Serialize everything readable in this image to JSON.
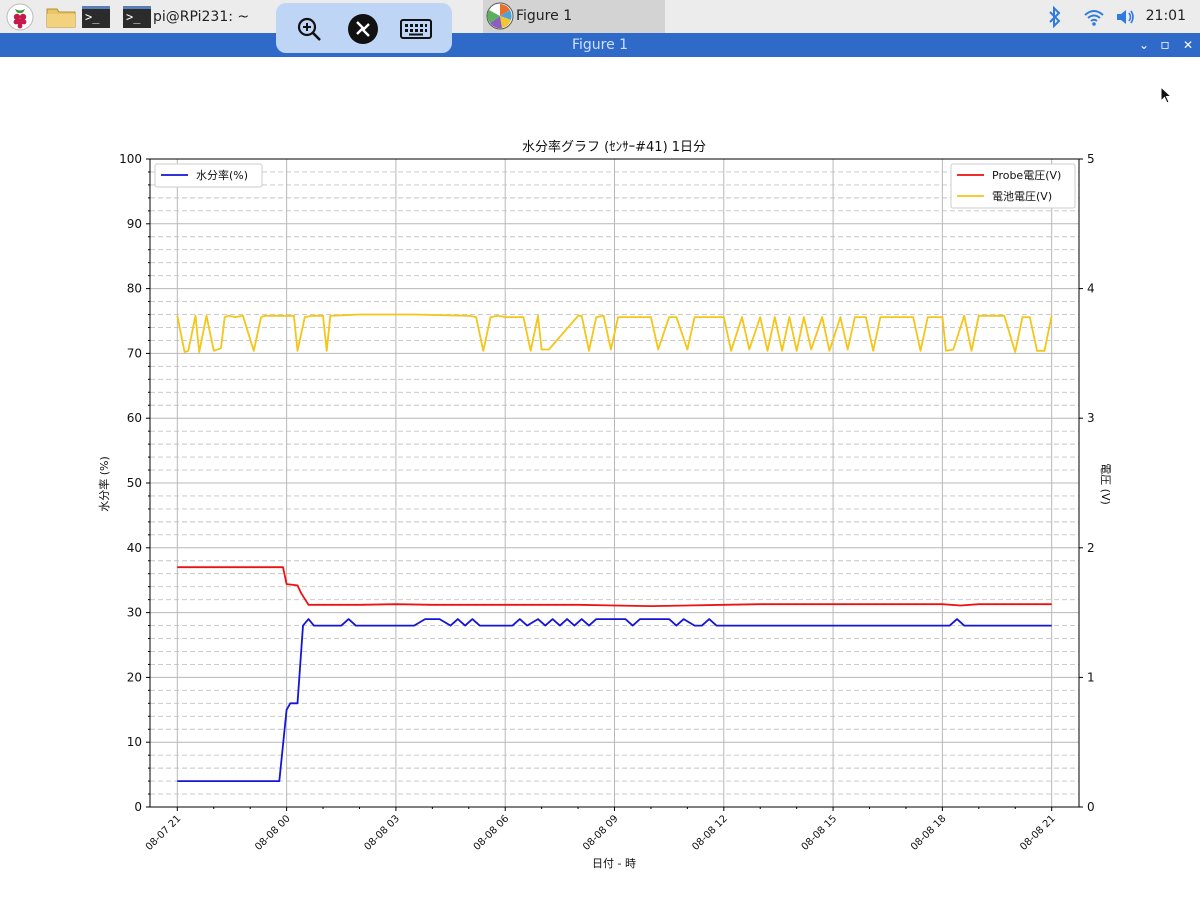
{
  "taskbar": {
    "terminal_title": "pi@RPi231: ~",
    "figure_task": "Figure 1",
    "clock": "21:01"
  },
  "window": {
    "title": "Figure 1",
    "minimize": "⌄",
    "maximize": "▫",
    "close": "✕"
  },
  "icons": {
    "raspberry": "raspberry-pi-menu-icon",
    "folder": "folder-icon",
    "terminal": "terminal-icon",
    "zoom": "zoom-icon",
    "vnc": "vnc-connection-icon",
    "keyboard": "keyboard-icon",
    "bluetooth": "bluetooth-icon",
    "wifi": "wifi-icon",
    "volume": "volume-icon"
  },
  "chart_data": {
    "type": "line",
    "title": "水分率グラフ (ｾﾝｻｰ#41) 1日分",
    "xlabel": "日付 - 時",
    "ylabel_left": "水分率 (%)",
    "ylabel_right": "電圧 (V)",
    "ylim_left": [
      0,
      100
    ],
    "ylim_right": [
      0,
      5
    ],
    "yticks_left": [
      "0",
      "10",
      "20",
      "30",
      "40",
      "50",
      "60",
      "70",
      "80",
      "90",
      "100"
    ],
    "yticks_right": [
      "0",
      "1",
      "2",
      "3",
      "4",
      "5"
    ],
    "xticks": [
      "08-07 21",
      "08-08 00",
      "08-08 03",
      "08-08 06",
      "08-08 09",
      "08-08 12",
      "08-08 15",
      "08-08 18",
      "08-08 21"
    ],
    "xlim_hours": [
      -0.75,
      24.75
    ],
    "grid": true,
    "legend_left": "top-left",
    "legend_right": "top-right",
    "colors": {
      "moisture": "#1515d8",
      "probe": "#ee1111",
      "battery": "#f5c518"
    },
    "series": [
      {
        "name": "水分率(%)",
        "axis": "left",
        "x": [
          0,
          2.8,
          3.0,
          3.1,
          3.3,
          3.45,
          3.6,
          3.75,
          3.9,
          4.5,
          4.7,
          4.9,
          6.5,
          6.8,
          7.0,
          7.2,
          7.5,
          7.7,
          7.9,
          8.1,
          8.3,
          8.5,
          8.7,
          9.2,
          9.4,
          9.6,
          9.9,
          10.1,
          10.3,
          10.5,
          10.7,
          10.9,
          11.1,
          11.3,
          11.5,
          11.7,
          11.9,
          12.1,
          12.3,
          12.5,
          12.7,
          13.0,
          13.5,
          13.7,
          13.9,
          14.2,
          14.4,
          14.6,
          14.8,
          15.0,
          15.3,
          15.5,
          15.7,
          16.0,
          16.2,
          16.5,
          16.7,
          21.2,
          21.4,
          21.6,
          24.0
        ],
        "y": [
          4,
          4,
          15,
          16,
          16,
          28,
          29,
          28,
          28,
          28,
          29,
          28,
          28,
          29,
          29,
          29,
          28,
          29,
          28,
          29,
          28,
          28,
          28,
          28,
          29,
          28,
          29,
          28,
          29,
          28,
          29,
          28,
          29,
          28,
          29,
          29,
          29,
          29,
          29,
          28,
          29,
          29,
          29,
          28,
          29,
          28,
          28,
          29,
          28,
          28,
          28,
          28,
          28,
          28,
          28,
          28,
          28,
          28,
          29,
          28,
          28
        ]
      },
      {
        "name": "Probe電圧(V)",
        "axis": "right",
        "x": [
          0,
          2.9,
          3.0,
          3.3,
          3.4,
          3.6,
          4.0,
          5.0,
          6.0,
          7.0,
          8.0,
          9.0,
          10.0,
          11.0,
          12.0,
          13.0,
          14.0,
          15.0,
          16.0,
          17.0,
          18.0,
          19.0,
          21.0,
          21.5,
          22.0,
          23.0,
          24.0
        ],
        "y": [
          1.85,
          1.85,
          1.72,
          1.71,
          1.65,
          1.56,
          1.56,
          1.56,
          1.565,
          1.56,
          1.56,
          1.56,
          1.56,
          1.56,
          1.555,
          1.55,
          1.555,
          1.56,
          1.565,
          1.565,
          1.565,
          1.565,
          1.565,
          1.555,
          1.565,
          1.565,
          1.565
        ]
      },
      {
        "name": "電池電圧(V)",
        "axis": "right",
        "x": [
          0,
          0.2,
          0.3,
          0.5,
          0.6,
          0.8,
          1.0,
          1.2,
          1.3,
          1.4,
          1.6,
          1.8,
          2.1,
          2.3,
          2.4,
          3.2,
          3.3,
          3.5,
          3.7,
          4.0,
          4.1,
          4.2,
          5.0,
          6.5,
          8.0,
          8.2,
          8.4,
          8.6,
          8.8,
          9.0,
          9.5,
          9.7,
          9.9,
          10.0,
          10.2,
          11.0,
          11.1,
          11.3,
          11.5,
          11.7,
          11.9,
          12.1,
          13.0,
          13.2,
          13.5,
          13.7,
          14.0,
          14.2,
          15.0,
          15.2,
          15.5,
          15.7,
          16.0,
          16.2,
          16.4,
          16.6,
          16.8,
          17.0,
          17.2,
          17.4,
          17.7,
          17.9,
          18.2,
          18.4,
          18.6,
          18.9,
          19.1,
          19.3,
          19.5,
          19.8,
          20.0,
          20.2,
          20.4,
          20.6,
          20.8,
          21.0,
          21.1,
          21.3,
          21.6,
          21.8,
          22.0,
          22.5,
          22.7,
          23.0,
          23.2,
          23.4,
          23.6,
          23.8,
          24.0
        ],
        "y": [
          3.79,
          3.51,
          3.52,
          3.79,
          3.51,
          3.79,
          3.52,
          3.54,
          3.78,
          3.79,
          3.78,
          3.79,
          3.52,
          3.78,
          3.79,
          3.79,
          3.52,
          3.78,
          3.79,
          3.79,
          3.52,
          3.79,
          3.8,
          3.8,
          3.79,
          3.78,
          3.52,
          3.78,
          3.79,
          3.78,
          3.78,
          3.52,
          3.79,
          3.53,
          3.53,
          3.79,
          3.79,
          3.52,
          3.78,
          3.79,
          3.53,
          3.78,
          3.78,
          3.53,
          3.78,
          3.78,
          3.53,
          3.78,
          3.78,
          3.52,
          3.78,
          3.53,
          3.78,
          3.52,
          3.78,
          3.52,
          3.78,
          3.52,
          3.78,
          3.53,
          3.78,
          3.52,
          3.78,
          3.53,
          3.78,
          3.78,
          3.52,
          3.78,
          3.78,
          3.78,
          3.78,
          3.78,
          3.52,
          3.78,
          3.78,
          3.78,
          3.52,
          3.53,
          3.79,
          3.52,
          3.79,
          3.79,
          3.79,
          3.51,
          3.78,
          3.78,
          3.52,
          3.52,
          3.79
        ]
      }
    ]
  }
}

☆ ☆ ☆ ☆ ☆

Write out the entries again, exactly as given, skipping any images.

> _Answer in full_
Serialize everything readable in this image to JSON.
{
  "taskbar": {
    "terminal_title": "pi@RPi231: ~",
    "figure_task": "Figure 1",
    "clock": "21:01"
  },
  "window": {
    "title": "Figure 1",
    "minimize": "⌄",
    "maximize": "▫",
    "close": "✕"
  },
  "icons": {
    "raspberry": "raspberry-pi-menu-icon",
    "folder": "folder-icon",
    "terminal": "terminal-icon",
    "zoom": "zoom-icon",
    "vnc": "vnc-connection-icon",
    "keyboard": "keyboard-icon",
    "bluetooth": "bluetooth-icon",
    "wifi": "wifi-icon",
    "volume": "volume-icon"
  },
  "chart_data": {
    "type": "line",
    "title": "水分率グラフ (ｾﾝｻｰ#41) 1日分",
    "xlabel": "日付 - 時",
    "ylabel_left": "水分率 (%)",
    "ylabel_right": "電圧 (V)",
    "ylim_left": [
      0,
      100
    ],
    "ylim_right": [
      0,
      5
    ],
    "yticks_left": [
      "0",
      "10",
      "20",
      "30",
      "40",
      "50",
      "60",
      "70",
      "80",
      "90",
      "100"
    ],
    "yticks_right": [
      "0",
      "1",
      "2",
      "3",
      "4",
      "5"
    ],
    "xticks": [
      "08-07 21",
      "08-08 00",
      "08-08 03",
      "08-08 06",
      "08-08 09",
      "08-08 12",
      "08-08 15",
      "08-08 18",
      "08-08 21"
    ],
    "xlim_hours": [
      -0.75,
      24.75
    ],
    "grid": true,
    "legend_left": "top-left",
    "legend_right": "top-right",
    "colors": {
      "moisture": "#1515d8",
      "probe": "#ee1111",
      "battery": "#f5c518"
    },
    "series": [
      {
        "name": "水分率(%)",
        "axis": "left",
        "x": [
          0,
          2.8,
          3.0,
          3.1,
          3.3,
          3.45,
          3.6,
          3.75,
          3.9,
          4.5,
          4.7,
          4.9,
          6.5,
          6.8,
          7.0,
          7.2,
          7.5,
          7.7,
          7.9,
          8.1,
          8.3,
          8.5,
          8.7,
          9.2,
          9.4,
          9.6,
          9.9,
          10.1,
          10.3,
          10.5,
          10.7,
          10.9,
          11.1,
          11.3,
          11.5,
          11.7,
          11.9,
          12.1,
          12.3,
          12.5,
          12.7,
          13.0,
          13.5,
          13.7,
          13.9,
          14.2,
          14.4,
          14.6,
          14.8,
          15.0,
          15.3,
          15.5,
          15.7,
          16.0,
          16.2,
          16.5,
          16.7,
          21.2,
          21.4,
          21.6,
          24.0
        ],
        "y": [
          4,
          4,
          15,
          16,
          16,
          28,
          29,
          28,
          28,
          28,
          29,
          28,
          28,
          29,
          29,
          29,
          28,
          29,
          28,
          29,
          28,
          28,
          28,
          28,
          29,
          28,
          29,
          28,
          29,
          28,
          29,
          28,
          29,
          28,
          29,
          29,
          29,
          29,
          29,
          28,
          29,
          29,
          29,
          28,
          29,
          28,
          28,
          29,
          28,
          28,
          28,
          28,
          28,
          28,
          28,
          28,
          28,
          28,
          29,
          28,
          28
        ]
      },
      {
        "name": "Probe電圧(V)",
        "axis": "right",
        "x": [
          0,
          2.9,
          3.0,
          3.3,
          3.4,
          3.6,
          4.0,
          5.0,
          6.0,
          7.0,
          8.0,
          9.0,
          10.0,
          11.0,
          12.0,
          13.0,
          14.0,
          15.0,
          16.0,
          17.0,
          18.0,
          19.0,
          21.0,
          21.5,
          22.0,
          23.0,
          24.0
        ],
        "y": [
          1.85,
          1.85,
          1.72,
          1.71,
          1.65,
          1.56,
          1.56,
          1.56,
          1.565,
          1.56,
          1.56,
          1.56,
          1.56,
          1.56,
          1.555,
          1.55,
          1.555,
          1.56,
          1.565,
          1.565,
          1.565,
          1.565,
          1.565,
          1.555,
          1.565,
          1.565,
          1.565
        ]
      },
      {
        "name": "電池電圧(V)",
        "axis": "right",
        "x": [
          0,
          0.2,
          0.3,
          0.5,
          0.6,
          0.8,
          1.0,
          1.2,
          1.3,
          1.4,
          1.6,
          1.8,
          2.1,
          2.3,
          2.4,
          3.2,
          3.3,
          3.5,
          3.7,
          4.0,
          4.1,
          4.2,
          5.0,
          6.5,
          8.0,
          8.2,
          8.4,
          8.6,
          8.8,
          9.0,
          9.5,
          9.7,
          9.9,
          10.0,
          10.2,
          11.0,
          11.1,
          11.3,
          11.5,
          11.7,
          11.9,
          12.1,
          13.0,
          13.2,
          13.5,
          13.7,
          14.0,
          14.2,
          15.0,
          15.2,
          15.5,
          15.7,
          16.0,
          16.2,
          16.4,
          16.6,
          16.8,
          17.0,
          17.2,
          17.4,
          17.7,
          17.9,
          18.2,
          18.4,
          18.6,
          18.9,
          19.1,
          19.3,
          19.5,
          19.8,
          20.0,
          20.2,
          20.4,
          20.6,
          20.8,
          21.0,
          21.1,
          21.3,
          21.6,
          21.8,
          22.0,
          22.5,
          22.7,
          23.0,
          23.2,
          23.4,
          23.6,
          23.8,
          24.0
        ],
        "y": [
          3.79,
          3.51,
          3.52,
          3.79,
          3.51,
          3.79,
          3.52,
          3.54,
          3.78,
          3.79,
          3.78,
          3.79,
          3.52,
          3.78,
          3.79,
          3.79,
          3.52,
          3.78,
          3.79,
          3.79,
          3.52,
          3.79,
          3.8,
          3.8,
          3.79,
          3.78,
          3.52,
          3.78,
          3.79,
          3.78,
          3.78,
          3.52,
          3.79,
          3.53,
          3.53,
          3.79,
          3.79,
          3.52,
          3.78,
          3.79,
          3.53,
          3.78,
          3.78,
          3.53,
          3.78,
          3.78,
          3.53,
          3.78,
          3.78,
          3.52,
          3.78,
          3.53,
          3.78,
          3.52,
          3.78,
          3.52,
          3.78,
          3.52,
          3.78,
          3.53,
          3.78,
          3.52,
          3.78,
          3.53,
          3.78,
          3.78,
          3.52,
          3.78,
          3.78,
          3.78,
          3.78,
          3.78,
          3.52,
          3.78,
          3.78,
          3.78,
          3.52,
          3.53,
          3.79,
          3.52,
          3.79,
          3.79,
          3.79,
          3.51,
          3.78,
          3.78,
          3.52,
          3.52,
          3.79
        ]
      }
    ]
  }
}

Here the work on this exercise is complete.